▸ Task to carry out
Make a Markdown table of the lines below with two columns, Row and Line: number each line in Row and give its text in Line. Skip any blank lines, and leave the pictures out of the table.

::: Excerpted records :::

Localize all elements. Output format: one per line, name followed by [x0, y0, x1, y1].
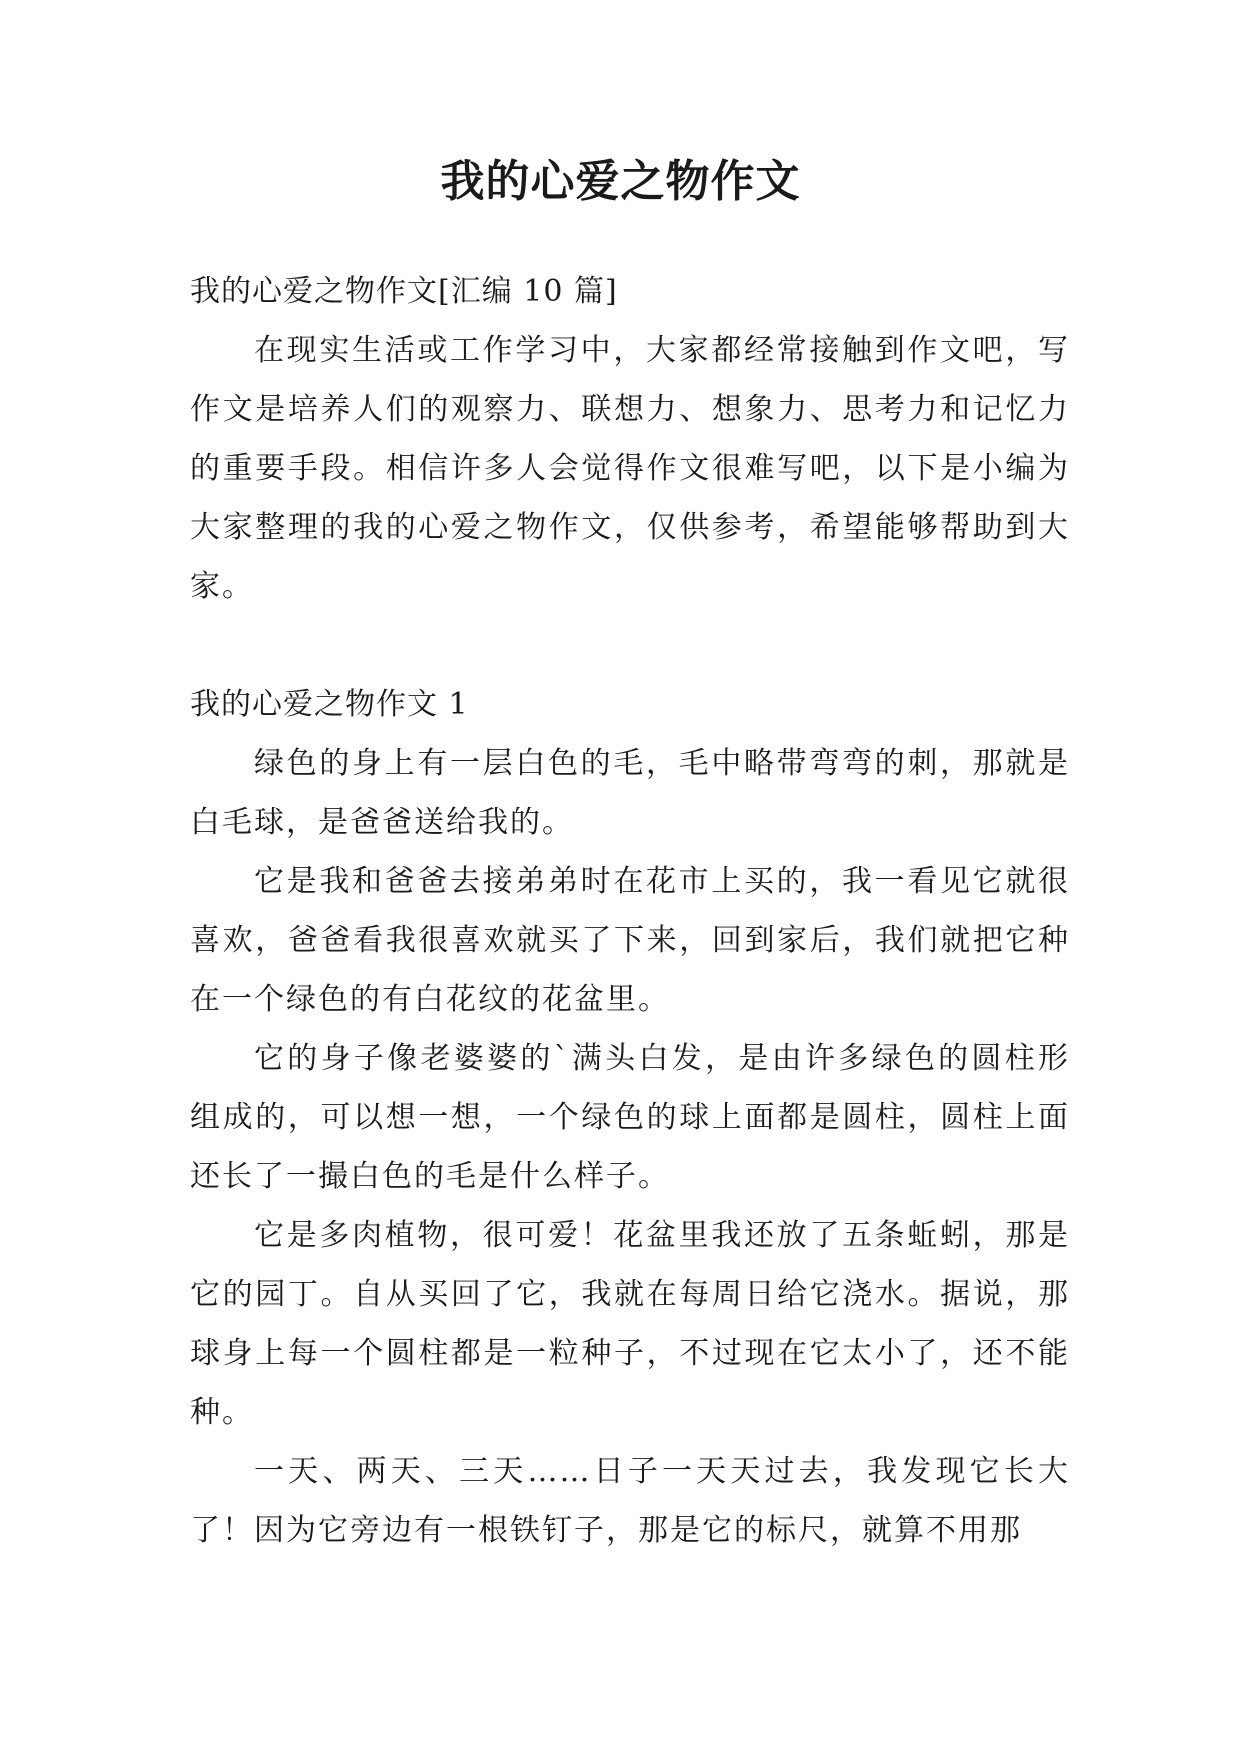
body-paragraph: 它是多肉植物，很可爱！花盆里我还放了五条蚯蚓，那是它的园丁。自从买回了它，我就在每周日给它浇水。据说，那球身上每一个圆柱都是一粒种子，不过现在它太小了，还不能种。 — [190, 1218, 1070, 1430]
body-paragraph: 一天、两天、三天……日子一天天过去，我发现它长大了！因为它旁边有一根铁钉子，那是它的标尺，就算不用那 — [190, 1454, 1070, 1548]
section-spacer — [190, 616, 1070, 675]
section-heading: 我的心爱之物作文 1 — [190, 687, 469, 722]
page-title: 我的心爱之物作文 — [440, 156, 801, 207]
body-paragraph: 它的身子像老婆婆的`满头白发，是由许多绿色的圆柱形组成的，可以想一想，一个绿色的球上面都是圆柱，圆柱上面还长了一撮白色的毛是什么样子。 — [190, 1041, 1070, 1194]
intro-paragraph: 在现实生活或工作学习中，大家都经常接触到作文吧，写作文是培养人们的观察力、联想力、想象力、思考力和记忆力的重要手段。相信许多人会觉得作文很难写吧，以下是小编为大家整理的我的心爱之物作文，仅供参考，希望能够帮助到大家。 — [190, 333, 1070, 604]
document-subtitle: 我的心爱之物作文[汇编 10 篇] — [190, 274, 618, 309]
body-paragraph: 它是我和爸爸去接弟弟时在花市上买的，我一看见它就很喜欢，爸爸看我很喜欢就买了下来，回到家后，我们就把它种在一个绿色的有白花纹的花盆里。 — [190, 864, 1070, 1017]
document-body — [190, 262, 1070, 1560]
body-paragraph: 绿色的身上有一层白色的毛，毛中略带弯弯的刺，那就是白毛球，是爸爸送给我的。 — [190, 746, 1070, 840]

:::

▸ Solution
| Row | Line |
|---|---|
| 1 | Localize all elements. Output format: one per line, name followed by [x0, y0, x1, y1]. |
| 2 | body-paragraph: 它是多肉植物，很可爱！花盆里我还放了五条蚯蚓，那是它的园丁。自从买回了它，我就在每周日给它浇水。据说，那球身上每一个圆柱都是一粒种子，不过现在它太小了，还不能种。 — [190, 1218, 1070, 1430] |
| 3 | body-paragraph: 一天、两天、三天……日子一天天过去，我发现它长大了！因为它旁边有一根铁钉子，那是它的标尺，就算不用那 — [190, 1454, 1070, 1548] |
| 4 | section-spacer — [190, 616, 1070, 675] |
| 5 | section-heading: 我的心爱之物作文 1 — [190, 687, 469, 722] |
| 6 | page-title: 我的心爱之物作文 — [440, 156, 801, 207] |
| 7 | body-paragraph: 它的身子像老婆婆的`满头白发，是由许多绿色的圆柱形组成的，可以想一想，一个绿色的球上面都是圆柱，圆柱上面还长了一撮白色的毛是什么样子。 — [190, 1041, 1070, 1194] |
| 8 | intro-paragraph: 在现实生活或工作学习中，大家都经常接触到作文吧，写作文是培养人们的观察力、联想力、想象力、思考力和记忆力的重要手段。相信许多人会觉得作文很难写吧，以下是小编为大家整理的我的心爱之物作文，仅供参考，希望能够帮助到大家。 — [190, 333, 1070, 604] |
| 9 | document-subtitle: 我的心爱之物作文[汇编 10 篇] — [190, 274, 618, 309] |
| 10 | body-paragraph: 它是我和爸爸去接弟弟时在花市上买的，我一看见它就很喜欢，爸爸看我很喜欢就买了下来，回到家后，我们就把它种在一个绿色的有白花纹的花盆里。 — [190, 864, 1070, 1017] |
| 11 | document-body — [190, 262, 1070, 1560] |
| 12 | body-paragraph: 绿色的身上有一层白色的毛，毛中略带弯弯的刺，那就是白毛球，是爸爸送给我的。 — [190, 746, 1070, 840] |